[REQUIREMENT]: Scan the entries and tally the lines that include the string "SCHNELLÜBERSICHT". Reply with the figure alone.

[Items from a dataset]
-------

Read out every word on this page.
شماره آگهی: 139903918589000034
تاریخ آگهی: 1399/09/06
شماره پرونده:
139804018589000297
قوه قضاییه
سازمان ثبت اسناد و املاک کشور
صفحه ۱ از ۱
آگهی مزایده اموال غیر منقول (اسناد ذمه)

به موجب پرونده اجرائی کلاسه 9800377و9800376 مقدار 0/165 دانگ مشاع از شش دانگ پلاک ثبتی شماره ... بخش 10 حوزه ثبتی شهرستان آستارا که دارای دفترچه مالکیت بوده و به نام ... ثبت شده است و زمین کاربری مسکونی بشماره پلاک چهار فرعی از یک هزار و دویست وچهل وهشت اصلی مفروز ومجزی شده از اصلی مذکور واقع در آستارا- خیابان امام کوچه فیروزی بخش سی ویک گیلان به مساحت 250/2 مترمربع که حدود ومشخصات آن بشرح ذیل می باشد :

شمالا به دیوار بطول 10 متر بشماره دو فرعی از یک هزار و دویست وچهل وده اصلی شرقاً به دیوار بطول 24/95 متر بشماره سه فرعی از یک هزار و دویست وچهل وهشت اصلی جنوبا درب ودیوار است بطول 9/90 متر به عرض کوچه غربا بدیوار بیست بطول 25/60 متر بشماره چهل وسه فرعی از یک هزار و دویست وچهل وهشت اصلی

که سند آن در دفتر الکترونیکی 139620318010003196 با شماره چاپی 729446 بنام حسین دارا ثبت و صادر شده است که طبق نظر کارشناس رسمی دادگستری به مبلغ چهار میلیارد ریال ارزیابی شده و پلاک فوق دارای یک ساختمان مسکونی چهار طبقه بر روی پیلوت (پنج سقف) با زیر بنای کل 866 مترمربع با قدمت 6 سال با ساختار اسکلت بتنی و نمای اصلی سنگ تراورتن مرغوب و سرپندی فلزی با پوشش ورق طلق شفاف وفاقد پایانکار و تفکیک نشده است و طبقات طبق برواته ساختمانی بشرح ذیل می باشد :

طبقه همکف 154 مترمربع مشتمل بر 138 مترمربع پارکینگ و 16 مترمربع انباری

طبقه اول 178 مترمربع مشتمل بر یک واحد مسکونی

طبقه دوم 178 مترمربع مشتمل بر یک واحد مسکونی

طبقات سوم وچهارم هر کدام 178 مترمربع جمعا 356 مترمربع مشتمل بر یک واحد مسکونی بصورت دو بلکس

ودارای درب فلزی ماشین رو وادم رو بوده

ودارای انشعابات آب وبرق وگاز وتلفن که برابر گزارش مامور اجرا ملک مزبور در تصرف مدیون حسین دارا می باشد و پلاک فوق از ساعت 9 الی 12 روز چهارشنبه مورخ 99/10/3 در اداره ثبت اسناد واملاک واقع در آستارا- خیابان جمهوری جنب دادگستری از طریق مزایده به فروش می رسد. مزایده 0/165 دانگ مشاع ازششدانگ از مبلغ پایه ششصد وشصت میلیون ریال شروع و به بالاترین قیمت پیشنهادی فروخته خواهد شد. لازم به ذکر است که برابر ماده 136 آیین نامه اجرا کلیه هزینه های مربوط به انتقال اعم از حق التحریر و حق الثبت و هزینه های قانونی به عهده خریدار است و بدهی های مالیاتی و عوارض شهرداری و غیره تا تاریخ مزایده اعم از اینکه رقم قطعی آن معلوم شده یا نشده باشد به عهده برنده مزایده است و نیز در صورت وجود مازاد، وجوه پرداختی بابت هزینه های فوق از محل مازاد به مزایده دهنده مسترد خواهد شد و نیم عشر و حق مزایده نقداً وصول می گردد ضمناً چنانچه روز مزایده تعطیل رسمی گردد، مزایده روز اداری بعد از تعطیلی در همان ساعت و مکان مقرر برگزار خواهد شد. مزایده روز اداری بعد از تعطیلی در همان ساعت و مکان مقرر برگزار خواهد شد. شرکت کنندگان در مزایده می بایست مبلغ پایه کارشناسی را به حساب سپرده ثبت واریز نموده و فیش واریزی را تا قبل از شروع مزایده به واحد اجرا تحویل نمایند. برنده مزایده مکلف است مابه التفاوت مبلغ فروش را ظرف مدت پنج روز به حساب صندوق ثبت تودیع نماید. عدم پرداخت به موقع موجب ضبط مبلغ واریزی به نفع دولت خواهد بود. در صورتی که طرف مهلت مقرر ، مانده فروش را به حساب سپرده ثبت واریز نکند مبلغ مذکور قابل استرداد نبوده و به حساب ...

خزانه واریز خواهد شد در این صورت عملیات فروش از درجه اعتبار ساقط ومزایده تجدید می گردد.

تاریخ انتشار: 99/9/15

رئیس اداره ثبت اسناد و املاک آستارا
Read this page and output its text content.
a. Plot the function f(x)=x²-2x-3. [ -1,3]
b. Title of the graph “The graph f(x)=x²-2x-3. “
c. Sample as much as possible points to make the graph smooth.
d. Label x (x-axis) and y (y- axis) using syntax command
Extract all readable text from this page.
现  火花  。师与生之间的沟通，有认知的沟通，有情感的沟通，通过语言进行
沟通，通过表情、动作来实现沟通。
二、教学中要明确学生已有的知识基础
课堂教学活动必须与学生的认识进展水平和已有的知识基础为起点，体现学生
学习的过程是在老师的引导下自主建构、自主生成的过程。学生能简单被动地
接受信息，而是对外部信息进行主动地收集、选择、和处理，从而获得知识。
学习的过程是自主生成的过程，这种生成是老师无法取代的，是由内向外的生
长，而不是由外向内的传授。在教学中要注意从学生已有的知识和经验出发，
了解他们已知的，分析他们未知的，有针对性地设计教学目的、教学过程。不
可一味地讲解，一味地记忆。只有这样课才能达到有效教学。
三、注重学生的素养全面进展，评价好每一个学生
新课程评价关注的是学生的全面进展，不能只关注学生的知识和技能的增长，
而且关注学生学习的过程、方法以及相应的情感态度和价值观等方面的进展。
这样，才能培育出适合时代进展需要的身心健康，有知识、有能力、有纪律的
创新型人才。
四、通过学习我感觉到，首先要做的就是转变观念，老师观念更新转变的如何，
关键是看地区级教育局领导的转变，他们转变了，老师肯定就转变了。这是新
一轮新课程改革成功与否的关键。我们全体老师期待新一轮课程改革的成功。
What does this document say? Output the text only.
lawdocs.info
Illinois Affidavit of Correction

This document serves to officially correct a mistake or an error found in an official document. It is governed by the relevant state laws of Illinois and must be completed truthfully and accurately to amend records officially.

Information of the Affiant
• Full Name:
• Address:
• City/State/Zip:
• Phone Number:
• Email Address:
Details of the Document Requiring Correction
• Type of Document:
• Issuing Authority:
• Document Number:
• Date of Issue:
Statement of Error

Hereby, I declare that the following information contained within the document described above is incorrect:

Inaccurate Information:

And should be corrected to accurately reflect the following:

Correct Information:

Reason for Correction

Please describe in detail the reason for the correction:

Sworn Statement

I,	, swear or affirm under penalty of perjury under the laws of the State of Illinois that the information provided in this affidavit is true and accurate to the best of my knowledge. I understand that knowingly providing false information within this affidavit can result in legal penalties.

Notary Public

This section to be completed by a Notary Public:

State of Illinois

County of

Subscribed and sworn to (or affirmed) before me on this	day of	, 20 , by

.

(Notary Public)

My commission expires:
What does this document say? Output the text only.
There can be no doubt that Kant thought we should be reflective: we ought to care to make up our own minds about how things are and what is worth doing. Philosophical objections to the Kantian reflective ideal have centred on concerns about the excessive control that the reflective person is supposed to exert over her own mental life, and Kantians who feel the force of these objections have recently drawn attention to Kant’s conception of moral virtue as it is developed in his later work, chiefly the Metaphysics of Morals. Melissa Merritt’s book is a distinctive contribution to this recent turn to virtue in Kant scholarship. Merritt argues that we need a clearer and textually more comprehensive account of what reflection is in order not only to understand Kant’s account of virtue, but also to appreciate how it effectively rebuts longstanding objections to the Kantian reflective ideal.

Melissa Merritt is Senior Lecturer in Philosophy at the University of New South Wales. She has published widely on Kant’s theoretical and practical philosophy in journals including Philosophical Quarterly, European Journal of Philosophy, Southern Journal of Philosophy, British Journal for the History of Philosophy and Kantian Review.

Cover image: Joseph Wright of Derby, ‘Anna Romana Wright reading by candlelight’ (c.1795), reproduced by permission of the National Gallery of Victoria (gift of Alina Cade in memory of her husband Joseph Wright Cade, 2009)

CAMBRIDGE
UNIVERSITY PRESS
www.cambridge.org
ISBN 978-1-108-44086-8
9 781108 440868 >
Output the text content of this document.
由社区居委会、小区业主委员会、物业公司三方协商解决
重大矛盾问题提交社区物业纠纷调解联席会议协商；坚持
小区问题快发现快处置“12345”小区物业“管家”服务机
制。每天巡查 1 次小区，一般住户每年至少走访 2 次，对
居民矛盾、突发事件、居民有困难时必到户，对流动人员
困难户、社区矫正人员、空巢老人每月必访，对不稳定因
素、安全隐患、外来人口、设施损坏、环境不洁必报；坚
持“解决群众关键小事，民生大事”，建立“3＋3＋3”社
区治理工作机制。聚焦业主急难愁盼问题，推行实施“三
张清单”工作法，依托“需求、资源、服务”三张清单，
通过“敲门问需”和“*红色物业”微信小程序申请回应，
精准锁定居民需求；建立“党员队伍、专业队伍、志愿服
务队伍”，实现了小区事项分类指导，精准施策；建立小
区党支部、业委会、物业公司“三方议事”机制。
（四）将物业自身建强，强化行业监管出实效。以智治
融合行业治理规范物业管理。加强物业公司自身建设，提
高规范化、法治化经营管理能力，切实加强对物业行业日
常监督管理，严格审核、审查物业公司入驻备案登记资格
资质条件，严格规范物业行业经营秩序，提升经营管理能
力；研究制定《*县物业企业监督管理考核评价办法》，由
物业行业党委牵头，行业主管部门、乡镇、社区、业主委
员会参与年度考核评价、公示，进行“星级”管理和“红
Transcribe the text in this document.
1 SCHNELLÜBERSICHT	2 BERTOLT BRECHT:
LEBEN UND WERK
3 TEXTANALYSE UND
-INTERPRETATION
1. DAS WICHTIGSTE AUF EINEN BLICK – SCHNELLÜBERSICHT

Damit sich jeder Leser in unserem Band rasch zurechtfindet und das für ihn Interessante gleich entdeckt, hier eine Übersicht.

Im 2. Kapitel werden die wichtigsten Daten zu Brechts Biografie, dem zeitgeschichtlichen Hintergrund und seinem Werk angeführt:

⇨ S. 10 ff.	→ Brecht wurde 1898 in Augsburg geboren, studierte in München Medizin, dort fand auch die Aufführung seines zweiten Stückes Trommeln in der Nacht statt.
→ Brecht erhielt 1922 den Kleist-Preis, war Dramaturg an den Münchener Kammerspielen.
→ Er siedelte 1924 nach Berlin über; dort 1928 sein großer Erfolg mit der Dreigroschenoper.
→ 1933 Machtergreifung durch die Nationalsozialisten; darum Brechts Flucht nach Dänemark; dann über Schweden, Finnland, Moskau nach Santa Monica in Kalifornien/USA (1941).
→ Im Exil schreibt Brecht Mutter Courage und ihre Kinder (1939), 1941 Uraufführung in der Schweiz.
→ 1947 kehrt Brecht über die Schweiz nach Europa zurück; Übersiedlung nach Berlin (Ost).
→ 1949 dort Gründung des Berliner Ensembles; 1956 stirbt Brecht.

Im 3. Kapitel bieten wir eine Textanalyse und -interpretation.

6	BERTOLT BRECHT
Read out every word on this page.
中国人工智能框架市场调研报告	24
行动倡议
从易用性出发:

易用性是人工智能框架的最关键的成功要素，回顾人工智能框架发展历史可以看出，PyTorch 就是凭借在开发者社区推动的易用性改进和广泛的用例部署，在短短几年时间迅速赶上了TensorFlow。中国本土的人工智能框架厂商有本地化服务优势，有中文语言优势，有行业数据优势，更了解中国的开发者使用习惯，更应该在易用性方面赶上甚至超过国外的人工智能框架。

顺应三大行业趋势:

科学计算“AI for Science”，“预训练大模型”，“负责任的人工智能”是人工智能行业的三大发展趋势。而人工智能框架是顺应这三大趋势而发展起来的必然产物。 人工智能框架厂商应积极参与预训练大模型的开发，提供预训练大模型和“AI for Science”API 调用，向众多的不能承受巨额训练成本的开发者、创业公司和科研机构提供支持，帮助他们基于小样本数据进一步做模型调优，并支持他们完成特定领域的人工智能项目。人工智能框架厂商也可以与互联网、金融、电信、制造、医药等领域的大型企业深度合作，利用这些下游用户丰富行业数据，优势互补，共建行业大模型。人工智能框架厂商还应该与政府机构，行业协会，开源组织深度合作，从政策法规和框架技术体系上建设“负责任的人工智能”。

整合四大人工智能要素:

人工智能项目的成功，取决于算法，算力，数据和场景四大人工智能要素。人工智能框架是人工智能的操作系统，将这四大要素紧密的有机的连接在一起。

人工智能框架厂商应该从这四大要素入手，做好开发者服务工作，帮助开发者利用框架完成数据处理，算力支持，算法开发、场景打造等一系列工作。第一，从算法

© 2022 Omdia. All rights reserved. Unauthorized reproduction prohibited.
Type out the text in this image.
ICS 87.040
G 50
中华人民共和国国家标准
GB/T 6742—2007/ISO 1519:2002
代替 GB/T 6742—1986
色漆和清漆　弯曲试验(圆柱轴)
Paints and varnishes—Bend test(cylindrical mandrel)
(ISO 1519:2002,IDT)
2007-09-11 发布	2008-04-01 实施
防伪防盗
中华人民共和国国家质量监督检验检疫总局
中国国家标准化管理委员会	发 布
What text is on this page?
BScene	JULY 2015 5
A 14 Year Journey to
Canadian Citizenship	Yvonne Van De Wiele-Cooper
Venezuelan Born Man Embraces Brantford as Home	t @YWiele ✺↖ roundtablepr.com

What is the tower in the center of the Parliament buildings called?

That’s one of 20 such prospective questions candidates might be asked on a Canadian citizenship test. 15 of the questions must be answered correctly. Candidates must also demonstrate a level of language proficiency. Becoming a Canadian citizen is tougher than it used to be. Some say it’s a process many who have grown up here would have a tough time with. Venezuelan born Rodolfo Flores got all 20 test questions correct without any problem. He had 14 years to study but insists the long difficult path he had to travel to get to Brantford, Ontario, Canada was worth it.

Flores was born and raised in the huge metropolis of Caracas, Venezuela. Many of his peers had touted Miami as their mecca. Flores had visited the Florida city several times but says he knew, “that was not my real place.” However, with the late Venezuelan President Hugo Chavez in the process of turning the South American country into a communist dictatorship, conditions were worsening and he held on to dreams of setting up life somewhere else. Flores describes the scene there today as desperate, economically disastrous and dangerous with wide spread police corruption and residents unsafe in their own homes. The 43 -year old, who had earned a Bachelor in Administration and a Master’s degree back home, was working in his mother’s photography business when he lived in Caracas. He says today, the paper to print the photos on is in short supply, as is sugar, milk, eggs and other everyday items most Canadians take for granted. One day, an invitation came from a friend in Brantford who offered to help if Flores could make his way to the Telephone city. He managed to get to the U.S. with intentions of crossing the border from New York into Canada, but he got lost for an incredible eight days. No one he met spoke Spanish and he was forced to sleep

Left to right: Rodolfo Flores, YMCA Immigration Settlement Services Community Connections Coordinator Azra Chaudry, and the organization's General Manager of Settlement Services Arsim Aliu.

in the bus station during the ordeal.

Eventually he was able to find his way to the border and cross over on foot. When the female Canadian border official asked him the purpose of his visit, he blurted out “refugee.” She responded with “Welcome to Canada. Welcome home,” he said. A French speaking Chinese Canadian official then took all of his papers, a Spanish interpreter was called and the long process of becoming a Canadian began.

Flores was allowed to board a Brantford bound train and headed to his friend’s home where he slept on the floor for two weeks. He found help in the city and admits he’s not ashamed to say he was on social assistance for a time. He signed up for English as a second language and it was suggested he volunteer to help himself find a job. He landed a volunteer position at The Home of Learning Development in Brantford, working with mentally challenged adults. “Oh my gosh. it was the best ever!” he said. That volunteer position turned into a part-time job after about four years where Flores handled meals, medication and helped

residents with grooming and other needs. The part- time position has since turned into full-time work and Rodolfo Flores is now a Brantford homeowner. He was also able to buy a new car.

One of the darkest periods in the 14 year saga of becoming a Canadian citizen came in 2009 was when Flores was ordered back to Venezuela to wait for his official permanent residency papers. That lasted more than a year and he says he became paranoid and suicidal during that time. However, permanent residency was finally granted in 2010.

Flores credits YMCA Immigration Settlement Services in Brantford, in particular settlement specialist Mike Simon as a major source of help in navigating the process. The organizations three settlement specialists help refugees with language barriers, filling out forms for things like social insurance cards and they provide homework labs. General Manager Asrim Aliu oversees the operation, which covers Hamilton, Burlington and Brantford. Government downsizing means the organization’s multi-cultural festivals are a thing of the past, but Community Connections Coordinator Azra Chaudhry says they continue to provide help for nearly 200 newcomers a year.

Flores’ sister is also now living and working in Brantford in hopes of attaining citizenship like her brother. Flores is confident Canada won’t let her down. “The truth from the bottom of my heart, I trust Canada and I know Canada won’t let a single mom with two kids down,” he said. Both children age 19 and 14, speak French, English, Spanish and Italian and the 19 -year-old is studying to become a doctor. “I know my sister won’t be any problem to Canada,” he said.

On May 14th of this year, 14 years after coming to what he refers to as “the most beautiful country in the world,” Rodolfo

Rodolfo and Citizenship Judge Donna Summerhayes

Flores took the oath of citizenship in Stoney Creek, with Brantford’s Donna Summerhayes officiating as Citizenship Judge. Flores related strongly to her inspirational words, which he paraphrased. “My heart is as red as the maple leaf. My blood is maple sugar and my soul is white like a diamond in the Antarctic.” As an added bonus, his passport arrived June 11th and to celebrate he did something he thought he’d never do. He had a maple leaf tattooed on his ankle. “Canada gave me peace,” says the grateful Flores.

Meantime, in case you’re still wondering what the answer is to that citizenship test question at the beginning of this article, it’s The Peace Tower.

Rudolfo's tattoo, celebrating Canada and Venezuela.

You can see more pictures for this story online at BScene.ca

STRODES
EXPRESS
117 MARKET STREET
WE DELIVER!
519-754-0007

-------

[SOLUTION TO THIS TASK]: 2